## Instructions to follow
Lift every line from the entries that includes the word "account".

## Data for the task
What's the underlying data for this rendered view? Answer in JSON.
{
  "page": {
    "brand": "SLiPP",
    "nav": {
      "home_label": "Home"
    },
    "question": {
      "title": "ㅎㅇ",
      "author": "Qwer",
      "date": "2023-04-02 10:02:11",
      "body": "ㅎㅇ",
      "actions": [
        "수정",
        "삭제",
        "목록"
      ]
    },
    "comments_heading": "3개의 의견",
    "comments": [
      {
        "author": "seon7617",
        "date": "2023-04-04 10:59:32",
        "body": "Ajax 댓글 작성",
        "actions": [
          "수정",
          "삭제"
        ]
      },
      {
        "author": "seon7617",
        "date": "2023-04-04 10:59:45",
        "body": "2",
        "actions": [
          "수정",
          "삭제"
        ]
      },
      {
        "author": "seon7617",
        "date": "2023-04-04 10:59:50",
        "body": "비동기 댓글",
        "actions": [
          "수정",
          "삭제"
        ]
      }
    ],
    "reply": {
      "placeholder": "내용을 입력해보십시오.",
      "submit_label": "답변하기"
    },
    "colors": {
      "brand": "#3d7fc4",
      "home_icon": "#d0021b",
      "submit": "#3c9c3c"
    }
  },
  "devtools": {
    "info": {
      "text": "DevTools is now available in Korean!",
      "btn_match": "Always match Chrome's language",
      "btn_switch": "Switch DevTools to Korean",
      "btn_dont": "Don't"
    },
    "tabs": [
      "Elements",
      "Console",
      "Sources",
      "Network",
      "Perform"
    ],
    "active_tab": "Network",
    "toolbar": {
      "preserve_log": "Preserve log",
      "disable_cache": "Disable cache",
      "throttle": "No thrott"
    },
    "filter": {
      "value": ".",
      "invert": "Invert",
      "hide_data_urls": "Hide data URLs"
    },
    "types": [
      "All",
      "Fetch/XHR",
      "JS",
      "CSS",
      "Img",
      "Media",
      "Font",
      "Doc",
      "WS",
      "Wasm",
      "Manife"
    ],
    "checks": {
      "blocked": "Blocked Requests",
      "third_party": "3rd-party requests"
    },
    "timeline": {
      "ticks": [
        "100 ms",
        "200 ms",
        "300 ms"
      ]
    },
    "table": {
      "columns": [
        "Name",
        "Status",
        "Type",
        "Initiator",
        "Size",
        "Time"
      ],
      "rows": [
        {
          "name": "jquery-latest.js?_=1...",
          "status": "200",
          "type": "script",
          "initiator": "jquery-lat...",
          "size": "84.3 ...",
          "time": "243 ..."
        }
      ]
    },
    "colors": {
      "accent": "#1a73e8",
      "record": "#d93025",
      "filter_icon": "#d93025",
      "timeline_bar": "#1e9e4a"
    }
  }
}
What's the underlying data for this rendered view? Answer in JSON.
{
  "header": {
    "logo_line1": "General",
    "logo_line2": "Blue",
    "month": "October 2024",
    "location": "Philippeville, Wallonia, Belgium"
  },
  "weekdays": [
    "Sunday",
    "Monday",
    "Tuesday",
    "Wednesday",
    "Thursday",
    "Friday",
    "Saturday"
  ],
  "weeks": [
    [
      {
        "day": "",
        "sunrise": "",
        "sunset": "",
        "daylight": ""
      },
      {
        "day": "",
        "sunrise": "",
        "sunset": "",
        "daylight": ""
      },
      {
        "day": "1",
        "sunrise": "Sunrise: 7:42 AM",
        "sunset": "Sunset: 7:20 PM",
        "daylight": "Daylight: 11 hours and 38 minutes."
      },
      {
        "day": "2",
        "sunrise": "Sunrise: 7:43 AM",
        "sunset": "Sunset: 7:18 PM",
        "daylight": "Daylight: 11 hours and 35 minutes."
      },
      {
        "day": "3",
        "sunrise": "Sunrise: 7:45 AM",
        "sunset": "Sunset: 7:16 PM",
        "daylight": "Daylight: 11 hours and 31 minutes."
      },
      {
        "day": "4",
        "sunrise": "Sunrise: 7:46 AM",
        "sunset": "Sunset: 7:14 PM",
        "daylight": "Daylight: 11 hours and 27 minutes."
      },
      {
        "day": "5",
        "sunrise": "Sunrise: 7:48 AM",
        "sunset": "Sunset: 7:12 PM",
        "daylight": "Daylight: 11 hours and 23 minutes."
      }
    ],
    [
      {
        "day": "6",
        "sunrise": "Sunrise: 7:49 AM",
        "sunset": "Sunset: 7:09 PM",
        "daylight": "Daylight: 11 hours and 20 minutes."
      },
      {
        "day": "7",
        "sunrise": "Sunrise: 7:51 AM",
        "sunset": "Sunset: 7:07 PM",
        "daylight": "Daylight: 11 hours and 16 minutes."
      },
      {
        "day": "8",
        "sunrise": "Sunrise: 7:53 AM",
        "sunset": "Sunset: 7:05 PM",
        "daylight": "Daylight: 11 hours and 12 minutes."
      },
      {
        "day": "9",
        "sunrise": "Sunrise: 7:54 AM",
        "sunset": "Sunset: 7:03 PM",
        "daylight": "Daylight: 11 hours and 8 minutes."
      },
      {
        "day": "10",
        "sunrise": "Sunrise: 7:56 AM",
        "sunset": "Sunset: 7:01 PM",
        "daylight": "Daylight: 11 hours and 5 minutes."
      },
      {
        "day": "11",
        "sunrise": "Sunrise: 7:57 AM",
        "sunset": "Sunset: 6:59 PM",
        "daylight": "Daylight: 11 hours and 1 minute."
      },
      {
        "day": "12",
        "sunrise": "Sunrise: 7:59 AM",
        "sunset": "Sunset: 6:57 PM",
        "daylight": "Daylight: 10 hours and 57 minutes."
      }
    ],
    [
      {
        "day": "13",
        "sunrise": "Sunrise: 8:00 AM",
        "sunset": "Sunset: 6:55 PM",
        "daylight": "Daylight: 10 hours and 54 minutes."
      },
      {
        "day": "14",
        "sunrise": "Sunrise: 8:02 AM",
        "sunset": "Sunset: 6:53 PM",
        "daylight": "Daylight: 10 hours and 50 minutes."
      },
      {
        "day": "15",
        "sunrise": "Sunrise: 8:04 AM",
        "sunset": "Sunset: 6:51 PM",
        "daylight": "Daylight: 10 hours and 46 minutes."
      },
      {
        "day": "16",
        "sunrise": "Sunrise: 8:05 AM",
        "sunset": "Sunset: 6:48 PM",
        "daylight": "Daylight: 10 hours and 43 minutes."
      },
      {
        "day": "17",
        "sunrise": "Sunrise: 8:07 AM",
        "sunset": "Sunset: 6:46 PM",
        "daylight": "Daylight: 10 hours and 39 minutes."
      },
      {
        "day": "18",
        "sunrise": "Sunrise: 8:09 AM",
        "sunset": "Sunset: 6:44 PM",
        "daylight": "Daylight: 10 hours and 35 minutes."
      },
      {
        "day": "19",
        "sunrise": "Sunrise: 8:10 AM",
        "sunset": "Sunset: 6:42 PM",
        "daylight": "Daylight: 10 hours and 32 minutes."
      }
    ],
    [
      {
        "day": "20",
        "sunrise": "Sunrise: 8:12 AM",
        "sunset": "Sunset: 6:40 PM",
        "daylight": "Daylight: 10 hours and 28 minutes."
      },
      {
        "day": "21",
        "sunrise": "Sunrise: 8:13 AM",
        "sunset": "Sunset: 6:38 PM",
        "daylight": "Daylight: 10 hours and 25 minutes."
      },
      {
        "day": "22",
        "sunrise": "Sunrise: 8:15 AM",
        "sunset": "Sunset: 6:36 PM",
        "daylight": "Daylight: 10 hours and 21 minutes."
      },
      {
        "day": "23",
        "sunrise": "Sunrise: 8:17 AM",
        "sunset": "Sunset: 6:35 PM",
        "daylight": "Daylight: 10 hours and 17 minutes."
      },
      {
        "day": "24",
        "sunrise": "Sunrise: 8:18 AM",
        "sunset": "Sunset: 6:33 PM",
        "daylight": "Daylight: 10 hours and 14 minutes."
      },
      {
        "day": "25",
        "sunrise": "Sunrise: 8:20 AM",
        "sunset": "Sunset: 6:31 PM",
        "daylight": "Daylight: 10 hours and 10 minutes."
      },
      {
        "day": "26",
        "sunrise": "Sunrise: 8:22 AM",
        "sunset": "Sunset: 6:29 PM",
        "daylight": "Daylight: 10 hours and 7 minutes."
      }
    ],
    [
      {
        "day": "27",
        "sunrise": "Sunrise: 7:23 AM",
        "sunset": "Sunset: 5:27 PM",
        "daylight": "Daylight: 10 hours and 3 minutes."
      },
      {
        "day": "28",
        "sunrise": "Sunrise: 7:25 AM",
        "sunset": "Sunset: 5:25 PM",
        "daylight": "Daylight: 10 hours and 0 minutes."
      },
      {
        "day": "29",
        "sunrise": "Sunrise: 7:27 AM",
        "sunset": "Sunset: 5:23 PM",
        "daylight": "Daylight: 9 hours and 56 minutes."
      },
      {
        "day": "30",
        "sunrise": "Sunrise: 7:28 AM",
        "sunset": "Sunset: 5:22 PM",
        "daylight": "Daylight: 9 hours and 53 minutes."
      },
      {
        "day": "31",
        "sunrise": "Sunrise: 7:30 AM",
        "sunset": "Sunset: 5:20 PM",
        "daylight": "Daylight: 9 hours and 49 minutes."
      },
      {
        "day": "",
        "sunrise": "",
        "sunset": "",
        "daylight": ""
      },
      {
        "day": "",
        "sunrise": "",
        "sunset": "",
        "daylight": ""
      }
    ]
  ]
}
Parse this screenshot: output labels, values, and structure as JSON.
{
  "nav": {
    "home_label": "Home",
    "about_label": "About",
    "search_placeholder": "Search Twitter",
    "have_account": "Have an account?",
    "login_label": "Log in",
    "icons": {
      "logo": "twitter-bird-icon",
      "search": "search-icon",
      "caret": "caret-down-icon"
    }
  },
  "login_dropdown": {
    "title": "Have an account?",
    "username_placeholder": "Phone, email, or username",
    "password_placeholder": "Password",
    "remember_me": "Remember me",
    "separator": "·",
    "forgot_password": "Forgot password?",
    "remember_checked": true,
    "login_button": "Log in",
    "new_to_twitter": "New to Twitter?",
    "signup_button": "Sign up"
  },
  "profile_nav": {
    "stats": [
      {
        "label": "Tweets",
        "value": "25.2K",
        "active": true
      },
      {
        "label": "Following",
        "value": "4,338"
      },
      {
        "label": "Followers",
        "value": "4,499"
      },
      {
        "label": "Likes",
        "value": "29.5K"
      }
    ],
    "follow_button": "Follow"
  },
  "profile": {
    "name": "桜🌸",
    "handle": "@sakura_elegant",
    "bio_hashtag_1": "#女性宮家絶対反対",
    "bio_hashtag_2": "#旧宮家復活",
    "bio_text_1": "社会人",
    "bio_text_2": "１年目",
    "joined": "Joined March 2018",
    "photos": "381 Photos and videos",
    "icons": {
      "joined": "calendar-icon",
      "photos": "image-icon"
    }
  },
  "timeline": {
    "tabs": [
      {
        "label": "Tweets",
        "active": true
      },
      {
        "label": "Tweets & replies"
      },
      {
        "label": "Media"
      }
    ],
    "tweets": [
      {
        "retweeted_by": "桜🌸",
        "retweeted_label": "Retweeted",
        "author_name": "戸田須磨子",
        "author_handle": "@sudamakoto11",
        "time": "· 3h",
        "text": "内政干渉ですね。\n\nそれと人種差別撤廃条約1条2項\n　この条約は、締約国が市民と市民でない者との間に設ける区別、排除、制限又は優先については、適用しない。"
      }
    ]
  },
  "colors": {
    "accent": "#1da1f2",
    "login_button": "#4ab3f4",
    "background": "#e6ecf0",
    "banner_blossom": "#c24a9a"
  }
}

## Exercise solution
    "have_account": "Have an account?",
    "title": "Have an account?",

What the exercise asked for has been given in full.